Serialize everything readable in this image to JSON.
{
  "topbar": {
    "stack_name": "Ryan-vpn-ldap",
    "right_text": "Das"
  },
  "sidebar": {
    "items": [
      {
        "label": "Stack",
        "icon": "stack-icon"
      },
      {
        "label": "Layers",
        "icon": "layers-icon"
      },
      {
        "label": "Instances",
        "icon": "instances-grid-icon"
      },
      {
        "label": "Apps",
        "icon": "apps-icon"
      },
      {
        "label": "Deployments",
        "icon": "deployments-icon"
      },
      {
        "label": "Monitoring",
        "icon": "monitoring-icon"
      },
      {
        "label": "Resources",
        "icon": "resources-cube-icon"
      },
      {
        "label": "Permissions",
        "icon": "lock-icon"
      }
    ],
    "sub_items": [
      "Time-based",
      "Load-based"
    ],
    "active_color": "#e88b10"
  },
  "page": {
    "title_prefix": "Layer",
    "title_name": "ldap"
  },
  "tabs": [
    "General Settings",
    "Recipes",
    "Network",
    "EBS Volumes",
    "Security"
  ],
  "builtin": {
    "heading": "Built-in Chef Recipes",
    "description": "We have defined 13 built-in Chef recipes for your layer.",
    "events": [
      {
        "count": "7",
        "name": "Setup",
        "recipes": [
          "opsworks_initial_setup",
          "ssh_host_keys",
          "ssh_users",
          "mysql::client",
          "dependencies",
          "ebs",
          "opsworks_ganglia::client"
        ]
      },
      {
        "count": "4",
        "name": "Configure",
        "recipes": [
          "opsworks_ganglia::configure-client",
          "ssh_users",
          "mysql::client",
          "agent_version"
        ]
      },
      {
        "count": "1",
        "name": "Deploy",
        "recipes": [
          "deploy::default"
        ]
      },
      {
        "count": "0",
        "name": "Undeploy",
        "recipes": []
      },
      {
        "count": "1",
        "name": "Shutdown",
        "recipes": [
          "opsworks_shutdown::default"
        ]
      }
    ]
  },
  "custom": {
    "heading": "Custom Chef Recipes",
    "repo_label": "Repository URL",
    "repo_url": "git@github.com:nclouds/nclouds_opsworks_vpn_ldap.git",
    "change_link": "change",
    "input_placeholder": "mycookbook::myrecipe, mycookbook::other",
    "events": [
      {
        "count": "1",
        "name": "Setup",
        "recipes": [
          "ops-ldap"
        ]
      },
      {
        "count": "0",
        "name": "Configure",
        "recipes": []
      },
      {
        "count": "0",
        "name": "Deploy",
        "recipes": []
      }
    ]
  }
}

WHAT IS REQUIRED: Search the preceding listing for "Chef" and extract every line where it is found.

OUTPUT OF THE EXERCISE:
    "heading": "Built-in Chef Recipes",
    "description": "We have defined 13 built-in Chef recipes for your layer.",
    "heading": "Custom Chef Recipes",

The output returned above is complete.